What this task involves => Pull out from the material below all lines with "Speed".
━━━ Material for this task ━━━
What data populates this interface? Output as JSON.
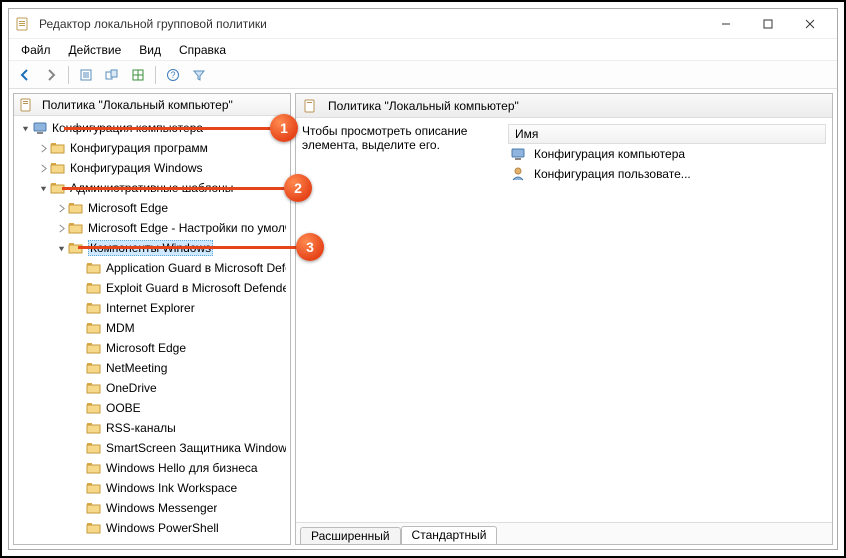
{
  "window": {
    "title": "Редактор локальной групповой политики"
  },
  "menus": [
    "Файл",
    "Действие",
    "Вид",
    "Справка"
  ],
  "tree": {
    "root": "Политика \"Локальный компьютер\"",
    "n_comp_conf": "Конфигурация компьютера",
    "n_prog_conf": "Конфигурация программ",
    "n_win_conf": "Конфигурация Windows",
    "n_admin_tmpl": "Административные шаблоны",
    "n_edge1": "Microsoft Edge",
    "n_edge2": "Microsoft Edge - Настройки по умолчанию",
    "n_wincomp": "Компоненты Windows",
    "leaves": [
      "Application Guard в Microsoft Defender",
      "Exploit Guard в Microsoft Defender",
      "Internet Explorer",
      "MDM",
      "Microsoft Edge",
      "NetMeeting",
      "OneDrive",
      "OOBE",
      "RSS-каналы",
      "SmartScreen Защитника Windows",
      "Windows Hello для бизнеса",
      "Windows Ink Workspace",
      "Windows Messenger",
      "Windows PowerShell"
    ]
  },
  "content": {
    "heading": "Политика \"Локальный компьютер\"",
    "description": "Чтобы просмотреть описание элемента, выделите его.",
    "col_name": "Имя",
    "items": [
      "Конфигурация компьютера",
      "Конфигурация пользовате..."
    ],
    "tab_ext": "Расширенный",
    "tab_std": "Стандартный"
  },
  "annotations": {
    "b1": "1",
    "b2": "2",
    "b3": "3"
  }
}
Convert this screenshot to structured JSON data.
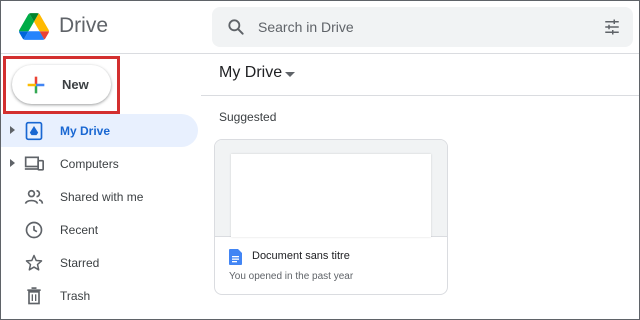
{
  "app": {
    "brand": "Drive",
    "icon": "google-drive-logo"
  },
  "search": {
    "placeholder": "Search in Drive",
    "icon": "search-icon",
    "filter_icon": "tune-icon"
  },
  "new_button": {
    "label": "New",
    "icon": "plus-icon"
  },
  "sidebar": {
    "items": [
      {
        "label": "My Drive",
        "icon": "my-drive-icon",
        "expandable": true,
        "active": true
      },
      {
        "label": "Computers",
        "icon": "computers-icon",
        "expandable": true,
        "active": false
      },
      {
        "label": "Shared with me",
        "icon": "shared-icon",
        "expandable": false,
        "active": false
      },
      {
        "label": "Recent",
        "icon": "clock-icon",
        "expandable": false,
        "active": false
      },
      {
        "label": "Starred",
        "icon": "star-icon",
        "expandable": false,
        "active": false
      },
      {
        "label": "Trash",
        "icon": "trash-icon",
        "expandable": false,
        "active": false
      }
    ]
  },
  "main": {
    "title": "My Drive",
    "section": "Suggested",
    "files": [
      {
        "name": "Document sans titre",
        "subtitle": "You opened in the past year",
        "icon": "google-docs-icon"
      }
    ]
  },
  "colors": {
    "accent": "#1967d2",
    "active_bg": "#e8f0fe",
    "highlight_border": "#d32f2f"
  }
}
━━━
━━━ Material for this task ━━━
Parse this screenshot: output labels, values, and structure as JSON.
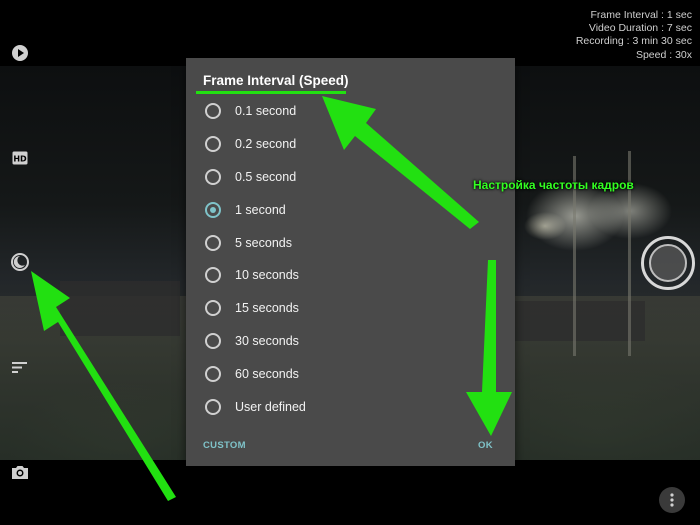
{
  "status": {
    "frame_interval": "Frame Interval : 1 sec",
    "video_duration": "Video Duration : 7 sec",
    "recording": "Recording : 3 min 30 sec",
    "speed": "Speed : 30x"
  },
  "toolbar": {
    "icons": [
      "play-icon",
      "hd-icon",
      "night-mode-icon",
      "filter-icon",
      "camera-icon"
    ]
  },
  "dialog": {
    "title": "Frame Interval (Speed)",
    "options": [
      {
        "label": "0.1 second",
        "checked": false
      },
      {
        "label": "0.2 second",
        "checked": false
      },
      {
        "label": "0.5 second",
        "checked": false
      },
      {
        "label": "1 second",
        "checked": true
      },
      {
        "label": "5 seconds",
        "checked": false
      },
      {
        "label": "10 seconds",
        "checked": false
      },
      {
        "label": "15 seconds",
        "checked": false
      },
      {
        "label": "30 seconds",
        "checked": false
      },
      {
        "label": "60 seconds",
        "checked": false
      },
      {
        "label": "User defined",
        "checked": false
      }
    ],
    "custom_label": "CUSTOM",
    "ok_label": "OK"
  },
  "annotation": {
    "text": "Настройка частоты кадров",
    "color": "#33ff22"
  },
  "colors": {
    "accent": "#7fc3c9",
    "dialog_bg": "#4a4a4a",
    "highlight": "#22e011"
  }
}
━━━
Answer for this exercise =>
    "speed": "Speed : 30x"
    "title": "Frame Interval (Speed)",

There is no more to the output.